*** 文档片段 ***
Centos7安装zookeeper+kafka集群

1 Zookeeper和kafka简介

1） ZooKeeper

是一个分布式的、分层级的文件系统，能促进客户端间的松耦合，并提供最终一致的，用于管理、协调Kafka代理，zookeeper集群中一台服务器作为Leader，其它作为Follower

2） Apache Kafka

是分布式发布-订阅消息系统，kafka对消息保存时根据Topic进行归类，每个topic将被分成多个partition(区)，每条消息在文件中的位置称为offset（偏移量），offset为一个long型数字，它是唯一标记一条消息，它唯一的标记一条消息。

一个partition中的消息只会被group中的一个consumer消费，每个group中consumer消息消费互相独立，不过一个consumer可以消费多个partitions中的消息。

kafka只能保证一个partition中的消息被某个consumer消费时,消息是顺序的。从Topic角度来说,消息仍不是有序的。

每个partition都有一个server为"leader";leader负责所有的读写操作,如果leader失效,那么将会有其他follower来接管成为新的leader（有zookeeper选举）;follower只是单调的和leader跟进,同步消息即可..由此可见作为leader的server承载了全部的请求压力,因此从集群的整体考虑,有多少个partitions就意味着有多少个"leader",kafka会将"leader"均衡的分散在每个实例上,来确保整体的性能稳定.

2 服务器地址

使用3台服务器搭建集群

Server1:192.168.89.11

Server2:192.168.89.12

Server3:192.168.89.13

3 安装jdk

（jdk1.8.0_102）

# yum install -y java-1.8.0-openjdk java-1.8.0-openjdk-devel

4 搭建zookeeper集群

Zookeeper集群的工作是超过半数才能对外提供服务，所以选择主机数可以是1台、3台、5台…。

3台中允许1台挂掉，是否可以用偶数，其实没必要。
***
### 任务目标
把上面这篇讲在 CentOS 7 上搭建 ZooKeeper 和 Kafka 集群的文章从头到尾一字不差地照抄一遍。
*** 数据摘录 ***
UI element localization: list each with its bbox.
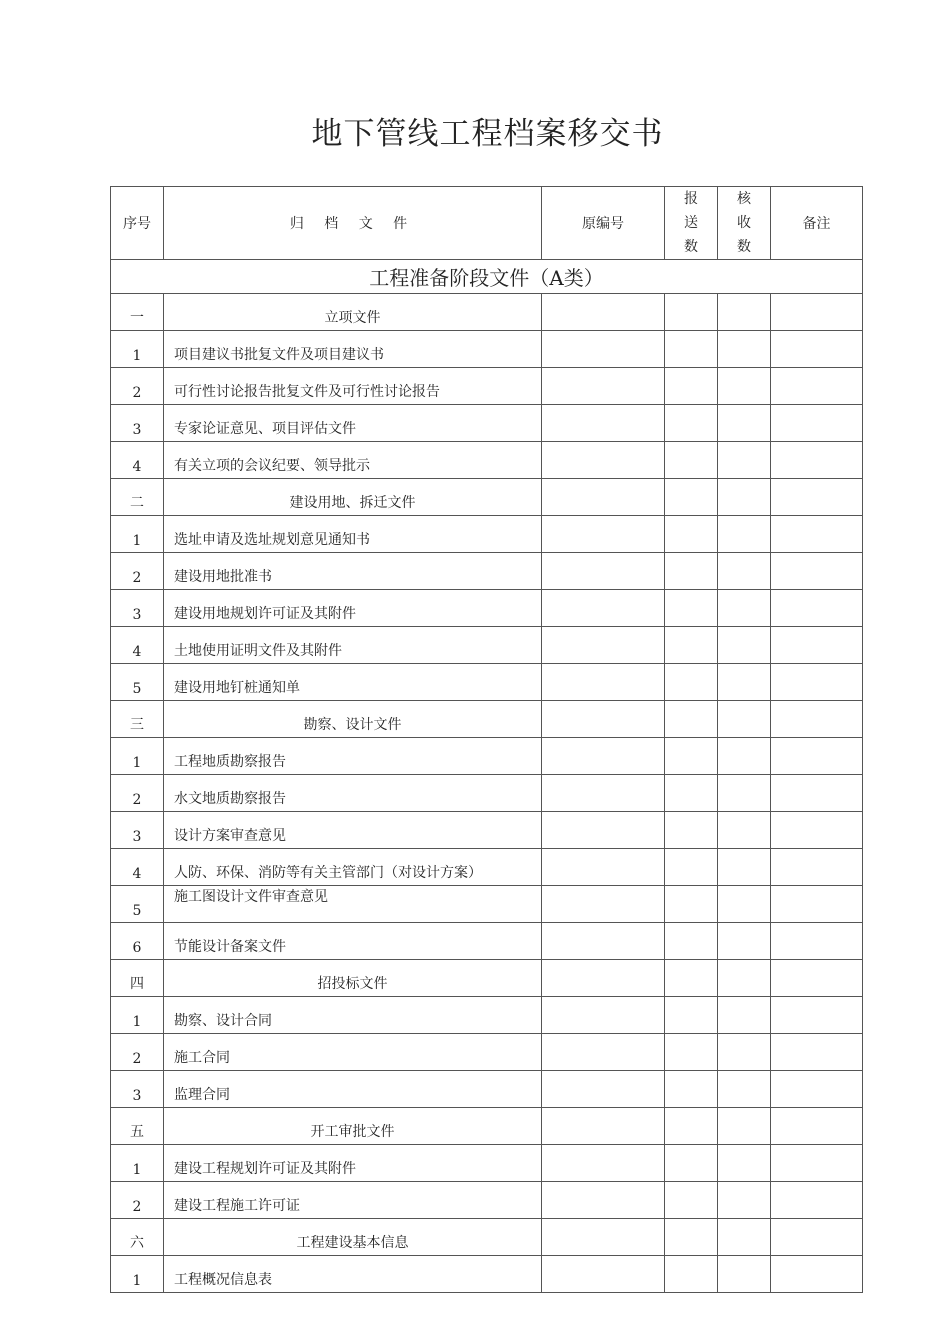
***
### 输出结果
Centos7安装zookeeper+kafka集群

1 Zookeeper和kafka简介

1） ZooKeeper

是一个分布式的、分层级的文件系统，能促进客户端间的松耦合，并提供最终一致的，用于管理、协调Kafka代理，zookeeper集群中一台服务器作为Leader，其它作为Follower

2） Apache Kafka

是分布式发布-订阅消息系统，kafka对消息保存时根据Topic进行归类，每个topic将被分成多个partition(区)，每条消息在文件中的位置称为offset（偏移量），offset为一个long型数字，它是唯一标记一条消息，它唯一的标记一条消息。

一个partition中的消息只会被group中的一个consumer消费，每个group中consumer消息消费互相独立，不过一个consumer可以消费多个partitions中的消息。

kafka只能保证一个partition中的消息被某个consumer消费时,消息是顺序的。从Topic角度来说,消息仍不是有序的。

每个partition都有一个server为"leader";leader负责所有的读写操作,如果leader失效,那么将会有其他follower来接管成为新的leader（有zookeeper选举）;follower只是单调的和leader跟进,同步消息即可..由此可见作为leader的server承载了全部的请求压力,因此从集群的整体考虑,有多少个partitions就意味着有多少个"leader",kafka会将"leader"均衡的分散在每个实例上,来确保整体的性能稳定.

2 服务器地址

使用3台服务器搭建集群

Server1:192.168.89.11

Server2:192.168.89.12

Server3:192.168.89.13

3 安装jdk

（jdk1.8.0_102）

# yum install -y java-1.8.0-openjdk java-1.8.0-openjdk-devel

4 搭建zookeeper集群

Zookeeper集群的工作是超过半数才能对外提供服务，所以选择主机数可以是1台、3台、5台…。

3台中允许1台挂掉，是否可以用偶数，其实没必要。